▸ **Problem**
Filter the records below and copy every line containing the word "search".

▸ **Extracted data**
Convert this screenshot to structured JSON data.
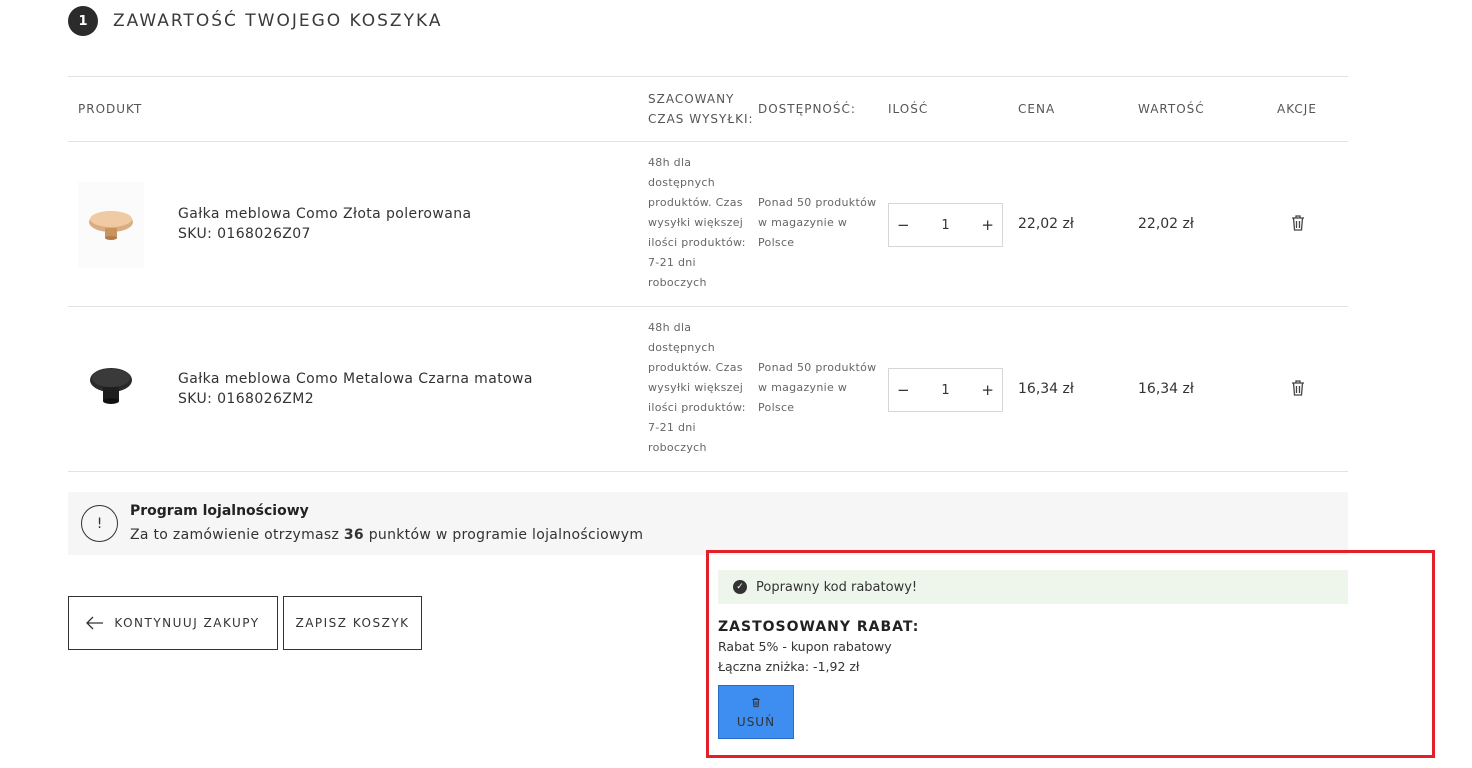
{
  "step": {
    "number": "1",
    "title": "ZAWARTOŚĆ TWOJEGO KOSZYKA"
  },
  "table": {
    "headers": {
      "product": "PRODUKT",
      "shipping_line1": "SZACOWANY",
      "shipping_line2": "CZAS WYSYŁKI:",
      "availability": "DOSTĘPNOŚĆ:",
      "quantity": "ILOŚĆ",
      "price": "CENA",
      "total": "WARTOŚĆ",
      "actions": "AKCJE"
    },
    "rows": [
      {
        "name": "Gałka meblowa Como Złota polerowana",
        "sku": "SKU: 0168026Z07",
        "shipping": [
          "48h dla",
          "dostępnych",
          "produktów. Czas",
          "wysyłki większej",
          "ilości produktów:",
          "7-21 dni",
          "roboczych"
        ],
        "availability": [
          "Ponad 50 produktów",
          "w magazynie w",
          "Polsce"
        ],
        "qty_minus": "−",
        "qty": "1",
        "qty_plus": "+",
        "price": "22,02 zł",
        "total": "22,02 zł",
        "image_color": "#e2b98f"
      },
      {
        "name": "Gałka meblowa Como Metalowa Czarna matowa",
        "sku": "SKU: 0168026ZM2",
        "shipping": [
          "48h dla",
          "dostępnych",
          "produktów. Czas",
          "wysyłki większej",
          "ilości produktów:",
          "7-21 dni",
          "roboczych"
        ],
        "availability": [
          "Ponad 50 produktów",
          "w magazynie w",
          "Polsce"
        ],
        "qty_minus": "−",
        "qty": "1",
        "qty_plus": "+",
        "price": "16,34 zł",
        "total": "16,34 zł",
        "image_color": "#1e1e1e"
      }
    ]
  },
  "loyalty": {
    "icon": "info-icon",
    "icon_glyph": "!",
    "title": "Program lojalnościowy",
    "text_before": "Za to zamówienie otrzymasz ",
    "points": "36",
    "text_after": " punktów w programie lojalnościowym"
  },
  "buttons": {
    "continue": "KONTYNUUJ ZAKUPY",
    "save_cart": "ZAPISZ KOSZYK"
  },
  "promo": {
    "success_msg": "Poprawny kod rabatowy!",
    "applied_title": "ZASTOSOWANY RABAT:",
    "discount_name": "Rabat 5% - kupon rabatowy",
    "total_discount": "Łączna zniżka: -1,92 zł",
    "remove_label": "USUŃ",
    "remove_button_color": "#3e8df0",
    "highlight_color": "#e3202a"
  }
}
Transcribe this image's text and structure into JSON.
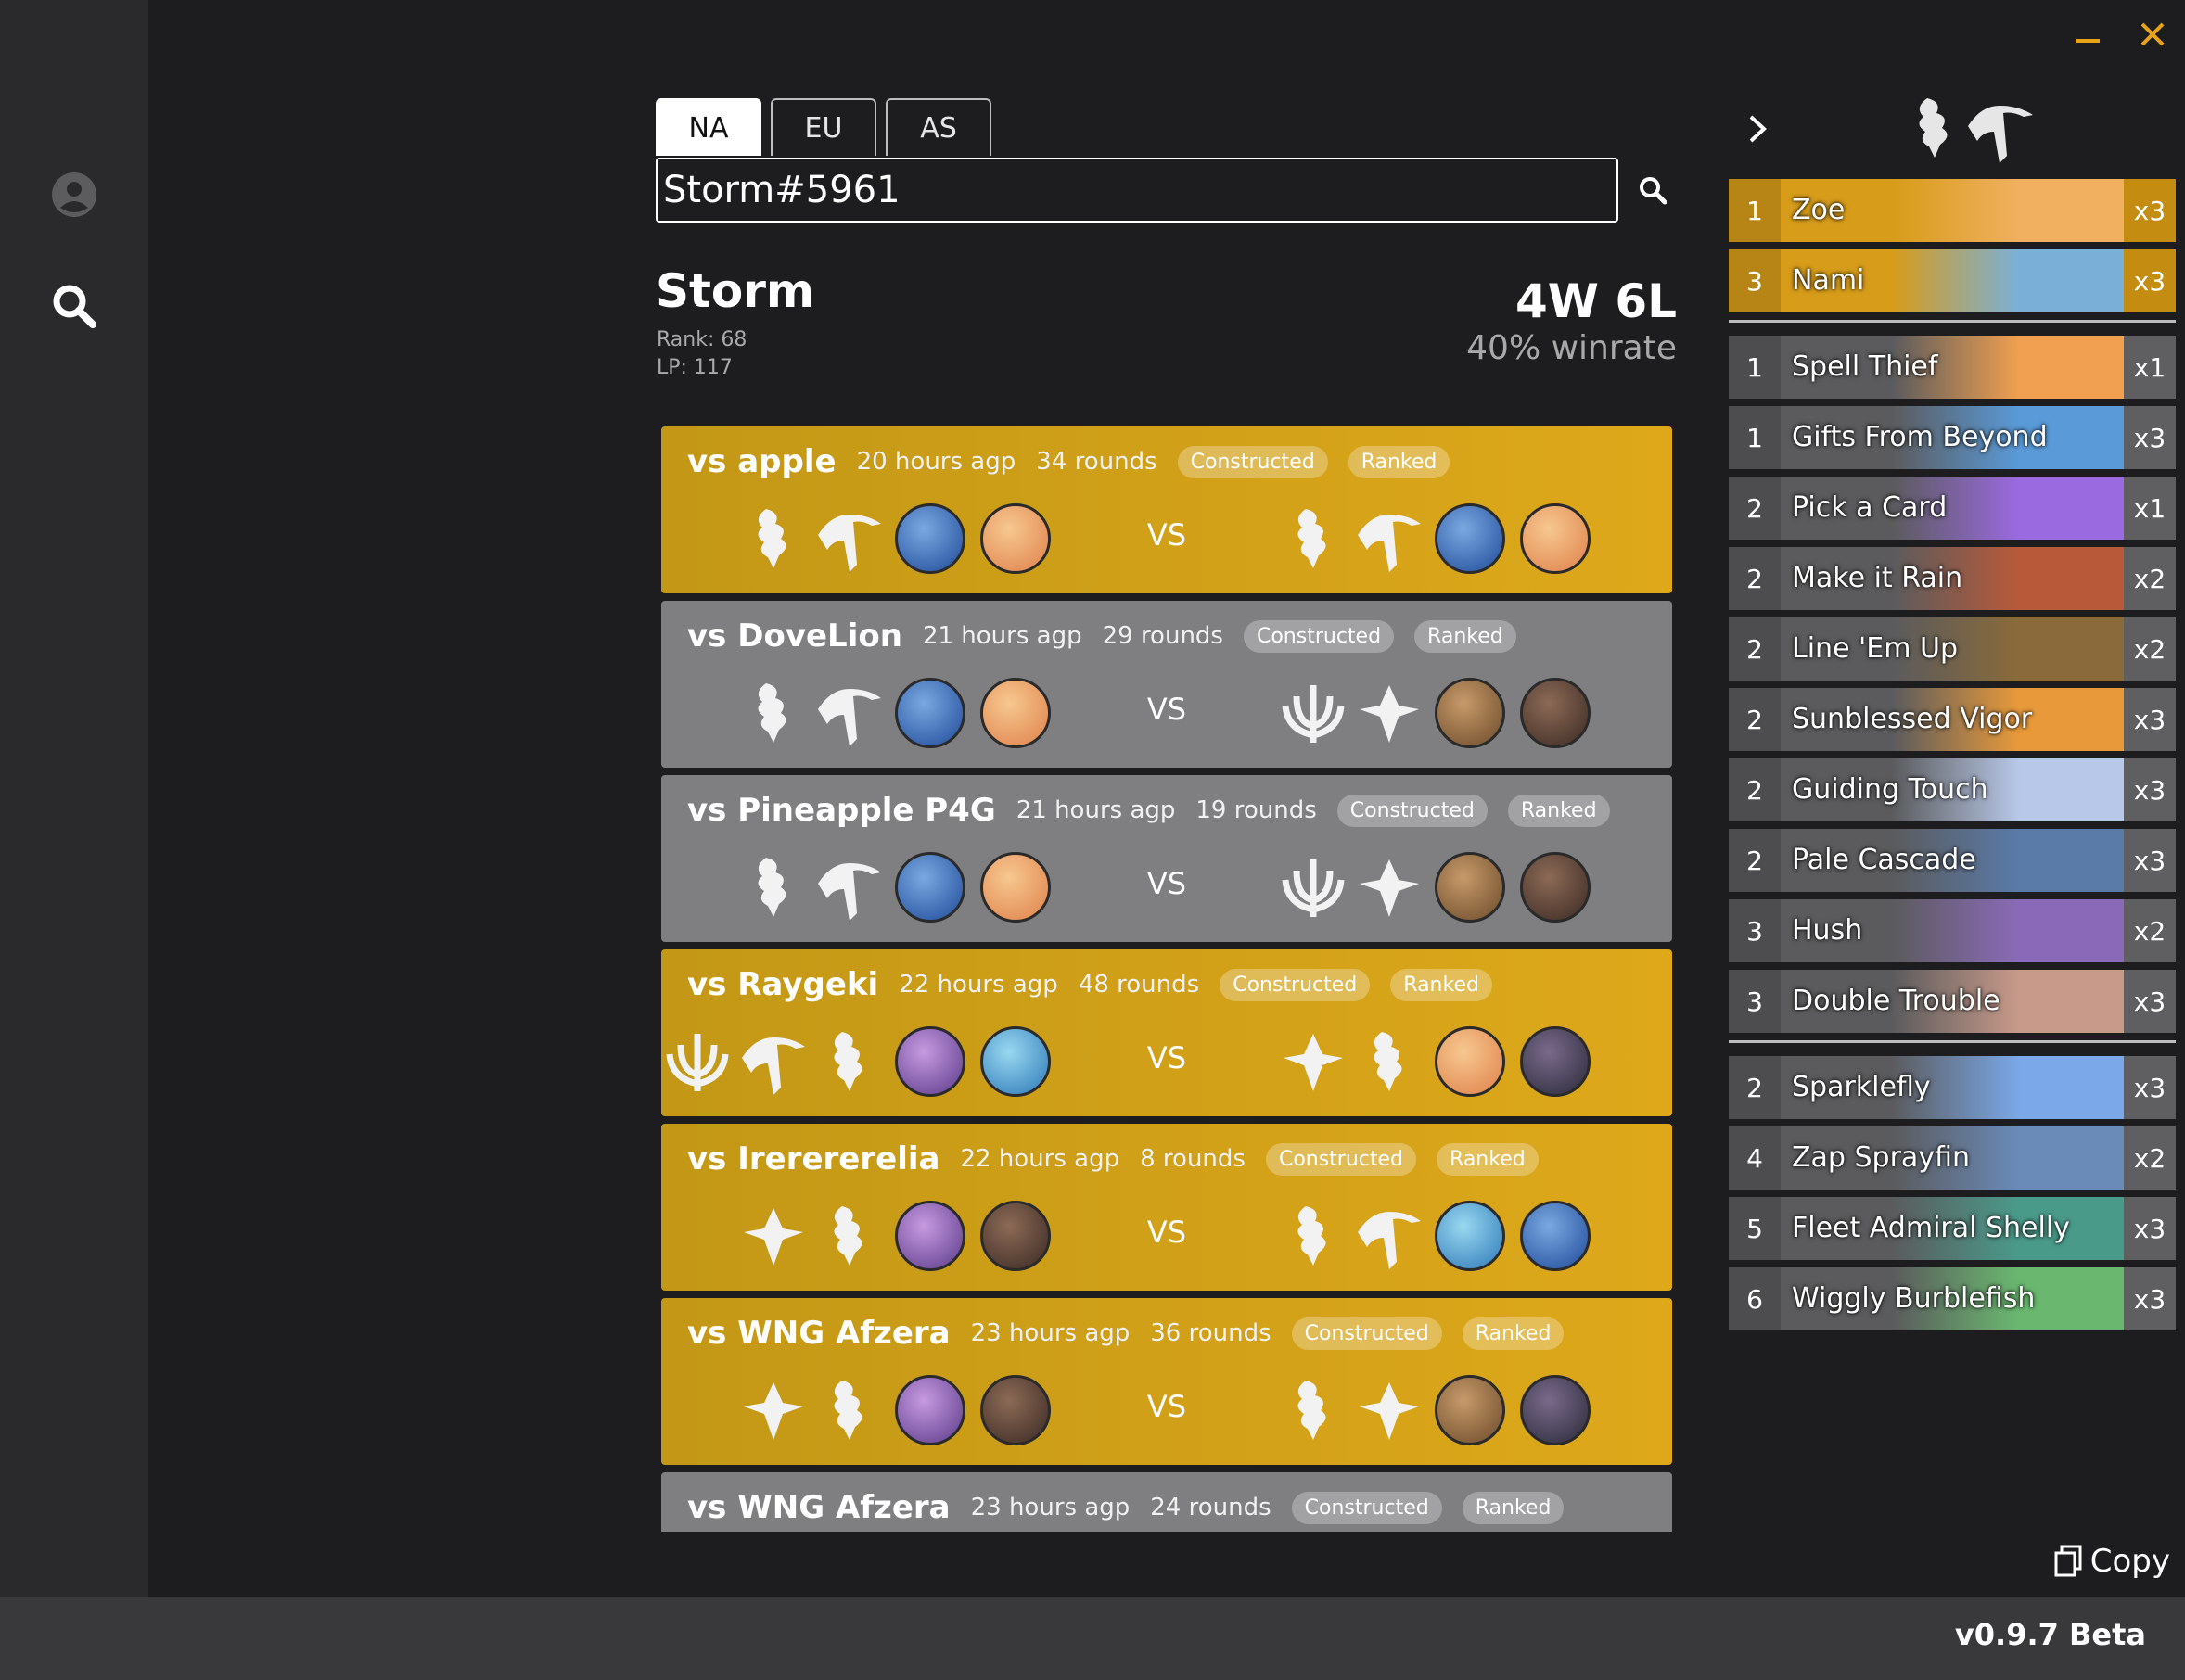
{
  "window": {
    "minimize_icon": "minus-icon",
    "close_icon": "close-icon",
    "accent": "#e8a317"
  },
  "sidebar": {
    "profile_icon": "user-circle-icon",
    "search_icon": "search-icon"
  },
  "regions": [
    "NA",
    "EU",
    "AS"
  ],
  "search": {
    "value": "Storm#5961",
    "icon": "search-icon"
  },
  "player": {
    "name": "Storm",
    "rank": "Rank: 68",
    "lp": "LP: 117",
    "record": "4W 6L",
    "winrate": "40% winrate"
  },
  "colors": {
    "win": "#d8a31a",
    "loss": "#7f7f81"
  },
  "matches": [
    {
      "opponent": "vs apple",
      "time": "20 hours agp",
      "rounds": "34 rounds",
      "mode": "Constructed",
      "type": "Ranked",
      "result": "win",
      "vs": "VS"
    },
    {
      "opponent": "vs DoveLion",
      "time": "21 hours agp",
      "rounds": "29 rounds",
      "mode": "Constructed",
      "type": "Ranked",
      "result": "loss",
      "vs": "VS"
    },
    {
      "opponent": "vs Pineapple P4G",
      "time": "21 hours agp",
      "rounds": "19 rounds",
      "mode": "Constructed",
      "type": "Ranked",
      "result": "loss",
      "vs": "VS"
    },
    {
      "opponent": "vs Raygeki",
      "time": "22 hours agp",
      "rounds": "48 rounds",
      "mode": "Constructed",
      "type": "Ranked",
      "result": "win",
      "vs": "VS"
    },
    {
      "opponent": "vs Irerererelia",
      "time": "22 hours agp",
      "rounds": "8 rounds",
      "mode": "Constructed",
      "type": "Ranked",
      "result": "win",
      "vs": "VS"
    },
    {
      "opponent": "vs WNG Afzera",
      "time": "23 hours agp",
      "rounds": "36 rounds",
      "mode": "Constructed",
      "type": "Ranked",
      "result": "win",
      "vs": "VS"
    },
    {
      "opponent": "vs WNG Afzera",
      "time": "23 hours agp",
      "rounds": "24 rounds",
      "mode": "Constructed",
      "type": "Ranked",
      "result": "loss",
      "vs": "VS"
    }
  ],
  "deck": {
    "champions": [
      {
        "cost": "1",
        "name": "Zoe",
        "count": "x3"
      },
      {
        "cost": "3",
        "name": "Nami",
        "count": "x3"
      }
    ],
    "spells": [
      {
        "cost": "1",
        "name": "Spell Thief",
        "count": "x1"
      },
      {
        "cost": "1",
        "name": "Gifts From Beyond",
        "count": "x3"
      },
      {
        "cost": "2",
        "name": "Pick a Card",
        "count": "x1"
      },
      {
        "cost": "2",
        "name": "Make it Rain",
        "count": "x2"
      },
      {
        "cost": "2",
        "name": "Line 'Em Up",
        "count": "x2"
      },
      {
        "cost": "2",
        "name": "Sunblessed Vigor",
        "count": "x3"
      },
      {
        "cost": "2",
        "name": "Guiding Touch",
        "count": "x3"
      },
      {
        "cost": "2",
        "name": "Pale Cascade",
        "count": "x3"
      },
      {
        "cost": "3",
        "name": "Hush",
        "count": "x2"
      },
      {
        "cost": "3",
        "name": "Double Trouble",
        "count": "x3"
      }
    ],
    "followers": [
      {
        "cost": "2",
        "name": "Sparklefly",
        "count": "x3"
      },
      {
        "cost": "4",
        "name": "Zap Sprayfin",
        "count": "x2"
      },
      {
        "cost": "5",
        "name": "Fleet Admiral Shelly",
        "count": "x3"
      },
      {
        "cost": "6",
        "name": "Wiggly Burblefish",
        "count": "x3"
      }
    ]
  },
  "copy": {
    "label": "Copy",
    "icon": "copy-icon"
  },
  "version": "v0.9.7 Beta"
}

▸ **Solution**
    "search_icon": "search-icon"
  "search": {
    "icon": "search-icon"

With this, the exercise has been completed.